Print out the material that follows word for word.

Dataset items:
*-*-*
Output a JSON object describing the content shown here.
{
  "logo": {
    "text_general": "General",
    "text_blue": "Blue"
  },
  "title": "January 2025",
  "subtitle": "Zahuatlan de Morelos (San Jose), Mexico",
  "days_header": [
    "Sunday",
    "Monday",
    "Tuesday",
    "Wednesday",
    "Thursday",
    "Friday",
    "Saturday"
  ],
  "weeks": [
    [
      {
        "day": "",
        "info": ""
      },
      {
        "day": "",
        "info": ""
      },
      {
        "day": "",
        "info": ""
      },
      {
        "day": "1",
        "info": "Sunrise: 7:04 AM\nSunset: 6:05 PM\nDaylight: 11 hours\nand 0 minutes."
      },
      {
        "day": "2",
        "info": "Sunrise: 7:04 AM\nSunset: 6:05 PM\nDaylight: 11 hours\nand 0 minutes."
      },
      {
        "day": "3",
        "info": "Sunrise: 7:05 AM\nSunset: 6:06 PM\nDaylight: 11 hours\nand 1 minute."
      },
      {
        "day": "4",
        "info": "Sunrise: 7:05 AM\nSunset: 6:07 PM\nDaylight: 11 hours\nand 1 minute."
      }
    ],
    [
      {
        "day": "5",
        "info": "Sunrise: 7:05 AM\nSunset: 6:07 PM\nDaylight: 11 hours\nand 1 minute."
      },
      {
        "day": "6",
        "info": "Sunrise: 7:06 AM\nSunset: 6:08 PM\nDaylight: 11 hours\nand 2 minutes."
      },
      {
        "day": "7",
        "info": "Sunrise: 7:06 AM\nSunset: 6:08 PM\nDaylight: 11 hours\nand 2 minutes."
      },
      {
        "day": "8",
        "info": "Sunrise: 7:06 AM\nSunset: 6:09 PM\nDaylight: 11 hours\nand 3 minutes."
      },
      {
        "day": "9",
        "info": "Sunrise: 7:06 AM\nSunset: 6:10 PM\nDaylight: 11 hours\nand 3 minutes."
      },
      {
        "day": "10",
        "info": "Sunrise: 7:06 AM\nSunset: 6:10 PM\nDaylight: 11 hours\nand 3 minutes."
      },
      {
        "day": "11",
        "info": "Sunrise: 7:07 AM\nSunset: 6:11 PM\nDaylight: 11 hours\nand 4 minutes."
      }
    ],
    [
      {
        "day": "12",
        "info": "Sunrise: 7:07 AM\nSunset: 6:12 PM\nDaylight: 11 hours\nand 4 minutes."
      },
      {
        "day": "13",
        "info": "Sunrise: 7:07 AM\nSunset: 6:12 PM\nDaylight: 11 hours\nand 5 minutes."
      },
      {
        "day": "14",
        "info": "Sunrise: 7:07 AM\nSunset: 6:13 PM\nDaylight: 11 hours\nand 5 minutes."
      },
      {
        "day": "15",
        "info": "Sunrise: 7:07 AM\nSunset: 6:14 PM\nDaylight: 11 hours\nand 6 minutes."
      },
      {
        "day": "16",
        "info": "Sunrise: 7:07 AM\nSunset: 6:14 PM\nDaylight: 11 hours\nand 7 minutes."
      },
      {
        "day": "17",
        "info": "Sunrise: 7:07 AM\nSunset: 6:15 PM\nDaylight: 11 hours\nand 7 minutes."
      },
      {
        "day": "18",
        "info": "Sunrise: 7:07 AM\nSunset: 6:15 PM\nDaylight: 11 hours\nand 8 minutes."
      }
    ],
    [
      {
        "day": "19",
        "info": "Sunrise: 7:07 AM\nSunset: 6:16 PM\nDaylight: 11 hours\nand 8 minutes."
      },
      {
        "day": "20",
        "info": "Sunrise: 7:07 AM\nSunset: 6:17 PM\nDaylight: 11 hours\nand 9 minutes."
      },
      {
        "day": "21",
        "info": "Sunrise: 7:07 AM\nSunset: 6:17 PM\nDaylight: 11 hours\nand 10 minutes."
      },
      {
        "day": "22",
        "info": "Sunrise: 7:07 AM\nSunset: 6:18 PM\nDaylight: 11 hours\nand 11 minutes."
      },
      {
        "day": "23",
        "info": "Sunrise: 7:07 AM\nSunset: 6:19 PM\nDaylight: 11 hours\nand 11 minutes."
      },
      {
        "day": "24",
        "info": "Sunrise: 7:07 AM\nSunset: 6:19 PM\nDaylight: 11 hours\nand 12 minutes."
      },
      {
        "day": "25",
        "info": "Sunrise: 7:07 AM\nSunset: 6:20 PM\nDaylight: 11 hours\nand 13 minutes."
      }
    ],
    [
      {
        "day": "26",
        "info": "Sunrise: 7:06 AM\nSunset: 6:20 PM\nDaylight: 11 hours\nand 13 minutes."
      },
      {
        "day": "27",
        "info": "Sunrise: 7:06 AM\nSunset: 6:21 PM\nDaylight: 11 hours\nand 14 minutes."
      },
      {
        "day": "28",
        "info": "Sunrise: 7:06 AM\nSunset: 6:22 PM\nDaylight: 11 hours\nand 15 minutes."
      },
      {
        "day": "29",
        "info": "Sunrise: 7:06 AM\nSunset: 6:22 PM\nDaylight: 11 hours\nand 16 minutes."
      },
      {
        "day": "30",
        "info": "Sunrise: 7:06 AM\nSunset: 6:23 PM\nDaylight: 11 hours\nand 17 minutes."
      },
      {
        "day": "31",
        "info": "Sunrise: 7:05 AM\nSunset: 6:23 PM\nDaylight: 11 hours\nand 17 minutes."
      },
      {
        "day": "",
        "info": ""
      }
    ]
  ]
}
*-*-*
▶ [Task response]:
Output a JSON object describing the content shown here.
{
  "logo": {
    "text_general": "General",
    "text_blue": "Blue"
  },
  "title": "January 2025",
  "subtitle": "Zahuatlan de Morelos (San Jose), Mexico",
  "days_header": [
    "Sunday",
    "Monday",
    "Tuesday",
    "Wednesday",
    "Thursday",
    "Friday",
    "Saturday"
  ],
  "weeks": [
    [
      {
        "day": "",
        "info": ""
      },
      {
        "day": "",
        "info": ""
      },
      {
        "day": "",
        "info": ""
      },
      {
        "day": "1",
        "info": "Sunrise: 7:04 AM\nSunset: 6:05 PM\nDaylight: 11 hours\nand 0 minutes."
      },
      {
        "day": "2",
        "info": "Sunrise: 7:04 AM\nSunset: 6:05 PM\nDaylight: 11 hours\nand 0 minutes."
      },
      {
        "day": "3",
        "info": "Sunrise: 7:05 AM\nSunset: 6:06 PM\nDaylight: 11 hours\nand 1 minute."
      },
      {
        "day": "4",
        "info": "Sunrise: 7:05 AM\nSunset: 6:07 PM\nDaylight: 11 hours\nand 1 minute."
      }
    ],
    [
      {
        "day": "5",
        "info": "Sunrise: 7:05 AM\nSunset: 6:07 PM\nDaylight: 11 hours\nand 1 minute."
      },
      {
        "day": "6",
        "info": "Sunrise: 7:06 AM\nSunset: 6:08 PM\nDaylight: 11 hours\nand 2 minutes."
      },
      {
        "day": "7",
        "info": "Sunrise: 7:06 AM\nSunset: 6:08 PM\nDaylight: 11 hours\nand 2 minutes."
      },
      {
        "day": "8",
        "info": "Sunrise: 7:06 AM\nSunset: 6:09 PM\nDaylight: 11 hours\nand 3 minutes."
      },
      {
        "day": "9",
        "info": "Sunrise: 7:06 AM\nSunset: 6:10 PM\nDaylight: 11 hours\nand 3 minutes."
      },
      {
        "day": "10",
        "info": "Sunrise: 7:06 AM\nSunset: 6:10 PM\nDaylight: 11 hours\nand 3 minutes."
      },
      {
        "day": "11",
        "info": "Sunrise: 7:07 AM\nSunset: 6:11 PM\nDaylight: 11 hours\nand 4 minutes."
      }
    ],
    [
      {
        "day": "12",
        "info": "Sunrise: 7:07 AM\nSunset: 6:12 PM\nDaylight: 11 hours\nand 4 minutes."
      },
      {
        "day": "13",
        "info": "Sunrise: 7:07 AM\nSunset: 6:12 PM\nDaylight: 11 hours\nand 5 minutes."
      },
      {
        "day": "14",
        "info": "Sunrise: 7:07 AM\nSunset: 6:13 PM\nDaylight: 11 hours\nand 5 minutes."
      },
      {
        "day": "15",
        "info": "Sunrise: 7:07 AM\nSunset: 6:14 PM\nDaylight: 11 hours\nand 6 minutes."
      },
      {
        "day": "16",
        "info": "Sunrise: 7:07 AM\nSunset: 6:14 PM\nDaylight: 11 hours\nand 7 minutes."
      },
      {
        "day": "17",
        "info": "Sunrise: 7:07 AM\nSunset: 6:15 PM\nDaylight: 11 hours\nand 7 minutes."
      },
      {
        "day": "18",
        "info": "Sunrise: 7:07 AM\nSunset: 6:15 PM\nDaylight: 11 hours\nand 8 minutes."
      }
    ],
    [
      {
        "day": "19",
        "info": "Sunrise: 7:07 AM\nSunset: 6:16 PM\nDaylight: 11 hours\nand 8 minutes."
      },
      {
        "day": "20",
        "info": "Sunrise: 7:07 AM\nSunset: 6:17 PM\nDaylight: 11 hours\nand 9 minutes."
      },
      {
        "day": "21",
        "info": "Sunrise: 7:07 AM\nSunset: 6:17 PM\nDaylight: 11 hours\nand 10 minutes."
      },
      {
        "day": "22",
        "info": "Sunrise: 7:07 AM\nSunset: 6:18 PM\nDaylight: 11 hours\nand 11 minutes."
      },
      {
        "day": "23",
        "info": "Sunrise: 7:07 AM\nSunset: 6:19 PM\nDaylight: 11 hours\nand 11 minutes."
      },
      {
        "day": "24",
        "info": "Sunrise: 7:07 AM\nSunset: 6:19 PM\nDaylight: 11 hours\nand 12 minutes."
      },
      {
        "day": "25",
        "info": "Sunrise: 7:07 AM\nSunset: 6:20 PM\nDaylight: 11 hours\nand 13 minutes."
      }
    ],
    [
      {
        "day": "26",
        "info": "Sunrise: 7:06 AM\nSunset: 6:20 PM\nDaylight: 11 hours\nand 13 minutes."
      },
      {
        "day": "27",
        "info": "Sunrise: 7:06 AM\nSunset: 6:21 PM\nDaylight: 11 hours\nand 14 minutes."
      },
      {
        "day": "28",
        "info": "Sunrise: 7:06 AM\nSunset: 6:22 PM\nDaylight: 11 hours\nand 15 minutes."
      },
      {
        "day": "29",
        "info": "Sunrise: 7:06 AM\nSunset: 6:22 PM\nDaylight: 11 hours\nand 16 minutes."
      },
      {
        "day": "30",
        "info": "Sunrise: 7:06 AM\nSunset: 6:23 PM\nDaylight: 11 hours\nand 17 minutes."
      },
      {
        "day": "31",
        "info": "Sunrise: 7:05 AM\nSunset: 6:23 PM\nDaylight: 11 hours\nand 17 minutes."
      },
      {
        "day": "",
        "info": ""
      }
    ]
  ]
}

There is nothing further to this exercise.